EXTRACTED ENTRIES:
..........

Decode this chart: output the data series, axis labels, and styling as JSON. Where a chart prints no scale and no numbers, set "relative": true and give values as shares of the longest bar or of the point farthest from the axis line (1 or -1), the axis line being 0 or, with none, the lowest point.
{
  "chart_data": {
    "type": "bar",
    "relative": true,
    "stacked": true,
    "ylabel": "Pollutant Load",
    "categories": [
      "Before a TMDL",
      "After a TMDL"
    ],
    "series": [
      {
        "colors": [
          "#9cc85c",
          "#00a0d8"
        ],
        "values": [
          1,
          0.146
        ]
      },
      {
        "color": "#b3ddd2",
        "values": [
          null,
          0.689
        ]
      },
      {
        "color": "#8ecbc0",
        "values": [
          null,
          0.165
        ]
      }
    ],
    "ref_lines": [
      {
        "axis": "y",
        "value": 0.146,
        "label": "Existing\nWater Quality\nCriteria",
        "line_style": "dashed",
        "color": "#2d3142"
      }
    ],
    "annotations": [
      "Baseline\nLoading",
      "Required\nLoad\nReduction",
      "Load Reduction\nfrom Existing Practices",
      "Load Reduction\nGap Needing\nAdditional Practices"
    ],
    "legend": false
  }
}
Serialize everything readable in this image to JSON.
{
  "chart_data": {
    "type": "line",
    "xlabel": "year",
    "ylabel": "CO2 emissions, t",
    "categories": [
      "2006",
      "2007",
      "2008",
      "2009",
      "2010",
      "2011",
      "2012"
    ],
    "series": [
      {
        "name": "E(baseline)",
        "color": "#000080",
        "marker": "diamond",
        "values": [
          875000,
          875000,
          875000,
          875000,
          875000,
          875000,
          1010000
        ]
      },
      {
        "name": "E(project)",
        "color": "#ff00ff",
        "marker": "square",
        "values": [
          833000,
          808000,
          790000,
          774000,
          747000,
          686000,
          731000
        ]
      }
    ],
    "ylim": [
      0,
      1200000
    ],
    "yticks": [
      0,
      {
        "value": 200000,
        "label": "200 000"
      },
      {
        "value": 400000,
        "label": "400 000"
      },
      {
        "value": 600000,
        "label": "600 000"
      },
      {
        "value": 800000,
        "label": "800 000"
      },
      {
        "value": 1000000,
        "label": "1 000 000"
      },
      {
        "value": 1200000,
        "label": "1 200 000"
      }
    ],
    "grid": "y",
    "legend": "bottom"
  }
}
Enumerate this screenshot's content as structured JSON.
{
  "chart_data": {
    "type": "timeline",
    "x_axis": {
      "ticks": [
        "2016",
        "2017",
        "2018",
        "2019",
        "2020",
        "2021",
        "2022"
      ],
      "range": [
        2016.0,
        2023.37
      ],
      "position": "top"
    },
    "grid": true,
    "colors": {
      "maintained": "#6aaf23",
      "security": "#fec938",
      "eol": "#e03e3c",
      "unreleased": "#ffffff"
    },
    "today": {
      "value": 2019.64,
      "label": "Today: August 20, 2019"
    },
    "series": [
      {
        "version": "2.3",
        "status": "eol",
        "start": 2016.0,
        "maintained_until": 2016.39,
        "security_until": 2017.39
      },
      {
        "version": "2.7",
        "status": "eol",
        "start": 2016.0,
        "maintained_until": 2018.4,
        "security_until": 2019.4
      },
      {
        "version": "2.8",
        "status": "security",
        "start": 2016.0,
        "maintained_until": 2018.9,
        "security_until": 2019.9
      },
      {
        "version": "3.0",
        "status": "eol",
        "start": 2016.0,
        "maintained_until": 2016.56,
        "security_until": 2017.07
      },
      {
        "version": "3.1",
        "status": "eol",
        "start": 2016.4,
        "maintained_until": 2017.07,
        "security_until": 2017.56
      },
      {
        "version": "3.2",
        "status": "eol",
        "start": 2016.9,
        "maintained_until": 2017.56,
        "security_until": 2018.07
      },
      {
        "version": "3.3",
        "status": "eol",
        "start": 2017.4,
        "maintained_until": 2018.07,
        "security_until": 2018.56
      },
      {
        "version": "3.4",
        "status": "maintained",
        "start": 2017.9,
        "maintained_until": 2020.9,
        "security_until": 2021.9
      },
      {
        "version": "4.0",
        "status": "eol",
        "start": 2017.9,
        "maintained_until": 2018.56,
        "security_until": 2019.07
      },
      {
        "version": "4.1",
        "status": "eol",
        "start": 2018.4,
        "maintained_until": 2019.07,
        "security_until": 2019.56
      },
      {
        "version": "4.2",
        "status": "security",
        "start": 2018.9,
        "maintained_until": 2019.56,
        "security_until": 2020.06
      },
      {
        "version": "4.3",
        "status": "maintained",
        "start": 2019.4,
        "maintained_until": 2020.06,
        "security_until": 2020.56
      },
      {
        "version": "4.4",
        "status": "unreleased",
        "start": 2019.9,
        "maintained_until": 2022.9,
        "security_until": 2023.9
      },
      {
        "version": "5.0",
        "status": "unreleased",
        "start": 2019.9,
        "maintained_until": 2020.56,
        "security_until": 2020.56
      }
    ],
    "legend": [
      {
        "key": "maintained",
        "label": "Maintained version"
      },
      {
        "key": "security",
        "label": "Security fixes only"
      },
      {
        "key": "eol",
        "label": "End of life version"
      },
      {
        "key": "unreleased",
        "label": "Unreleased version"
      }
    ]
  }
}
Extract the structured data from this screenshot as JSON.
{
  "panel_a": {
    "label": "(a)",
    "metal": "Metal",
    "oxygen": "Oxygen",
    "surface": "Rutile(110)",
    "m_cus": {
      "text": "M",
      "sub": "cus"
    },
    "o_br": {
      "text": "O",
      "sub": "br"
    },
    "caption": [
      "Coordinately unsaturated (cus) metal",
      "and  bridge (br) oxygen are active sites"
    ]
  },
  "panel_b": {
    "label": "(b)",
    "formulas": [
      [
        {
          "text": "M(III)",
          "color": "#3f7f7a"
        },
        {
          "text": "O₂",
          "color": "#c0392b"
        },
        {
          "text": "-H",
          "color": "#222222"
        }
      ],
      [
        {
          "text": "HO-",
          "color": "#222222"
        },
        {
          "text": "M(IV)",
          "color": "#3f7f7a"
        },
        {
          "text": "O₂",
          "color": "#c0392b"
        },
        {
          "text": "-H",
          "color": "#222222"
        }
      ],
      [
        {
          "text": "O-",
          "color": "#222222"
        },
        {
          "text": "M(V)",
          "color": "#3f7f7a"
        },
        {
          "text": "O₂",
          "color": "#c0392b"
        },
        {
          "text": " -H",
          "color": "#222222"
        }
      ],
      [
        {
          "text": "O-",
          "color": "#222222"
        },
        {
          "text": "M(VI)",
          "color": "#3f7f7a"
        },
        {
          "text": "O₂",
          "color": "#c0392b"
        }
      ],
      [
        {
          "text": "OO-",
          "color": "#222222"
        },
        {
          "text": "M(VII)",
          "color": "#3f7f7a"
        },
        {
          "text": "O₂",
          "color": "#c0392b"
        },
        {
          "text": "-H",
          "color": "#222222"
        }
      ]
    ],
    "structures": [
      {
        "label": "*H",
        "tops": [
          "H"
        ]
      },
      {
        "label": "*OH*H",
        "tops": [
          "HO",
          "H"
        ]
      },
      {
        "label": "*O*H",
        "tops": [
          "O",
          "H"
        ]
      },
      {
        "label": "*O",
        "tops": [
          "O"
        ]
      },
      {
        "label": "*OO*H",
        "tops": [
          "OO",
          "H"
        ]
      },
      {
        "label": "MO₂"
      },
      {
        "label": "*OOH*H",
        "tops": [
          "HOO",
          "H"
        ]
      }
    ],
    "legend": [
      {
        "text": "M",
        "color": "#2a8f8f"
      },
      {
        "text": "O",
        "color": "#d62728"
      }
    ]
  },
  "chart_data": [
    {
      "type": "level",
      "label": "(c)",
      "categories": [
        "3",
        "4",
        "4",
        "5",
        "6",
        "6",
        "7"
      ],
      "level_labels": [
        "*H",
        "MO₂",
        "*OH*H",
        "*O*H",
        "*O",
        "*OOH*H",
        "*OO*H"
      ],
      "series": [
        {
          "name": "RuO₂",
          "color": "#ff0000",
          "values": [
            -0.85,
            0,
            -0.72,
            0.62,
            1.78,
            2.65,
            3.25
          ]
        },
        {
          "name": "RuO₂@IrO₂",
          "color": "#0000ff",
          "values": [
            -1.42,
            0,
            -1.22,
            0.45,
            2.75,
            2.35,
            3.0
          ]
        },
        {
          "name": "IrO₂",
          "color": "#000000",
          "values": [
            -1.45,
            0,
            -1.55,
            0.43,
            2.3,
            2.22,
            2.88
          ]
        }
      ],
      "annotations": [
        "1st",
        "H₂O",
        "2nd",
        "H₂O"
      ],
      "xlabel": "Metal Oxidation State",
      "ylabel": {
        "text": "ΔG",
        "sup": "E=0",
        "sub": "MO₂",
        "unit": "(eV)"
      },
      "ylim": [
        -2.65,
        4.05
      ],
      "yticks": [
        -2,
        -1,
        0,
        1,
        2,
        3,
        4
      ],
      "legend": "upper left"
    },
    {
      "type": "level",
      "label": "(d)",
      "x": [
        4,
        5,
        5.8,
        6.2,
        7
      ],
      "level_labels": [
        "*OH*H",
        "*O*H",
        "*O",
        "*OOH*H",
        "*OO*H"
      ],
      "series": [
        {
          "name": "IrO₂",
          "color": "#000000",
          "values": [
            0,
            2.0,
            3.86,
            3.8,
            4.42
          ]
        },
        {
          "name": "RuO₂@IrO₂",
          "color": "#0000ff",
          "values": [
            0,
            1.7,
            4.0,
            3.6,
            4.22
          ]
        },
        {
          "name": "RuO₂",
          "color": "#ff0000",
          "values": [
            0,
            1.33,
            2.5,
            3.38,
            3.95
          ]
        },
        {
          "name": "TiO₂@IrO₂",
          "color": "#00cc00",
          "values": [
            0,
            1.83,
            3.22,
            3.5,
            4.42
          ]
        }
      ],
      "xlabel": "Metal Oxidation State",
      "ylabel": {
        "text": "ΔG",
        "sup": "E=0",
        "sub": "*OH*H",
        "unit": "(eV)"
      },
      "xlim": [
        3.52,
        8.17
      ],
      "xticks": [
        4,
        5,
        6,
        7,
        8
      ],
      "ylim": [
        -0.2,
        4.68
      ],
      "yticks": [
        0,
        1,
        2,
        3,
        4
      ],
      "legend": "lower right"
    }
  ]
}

..........

INSTRUCTION: Pull out each line of the entries that contains "legend".

COMPLETE ANSWER:
    "legend": false
    "legend": "bottom"
    "legend": [
    "legend": [
      "legend": "upper left"
      "legend": "lower right"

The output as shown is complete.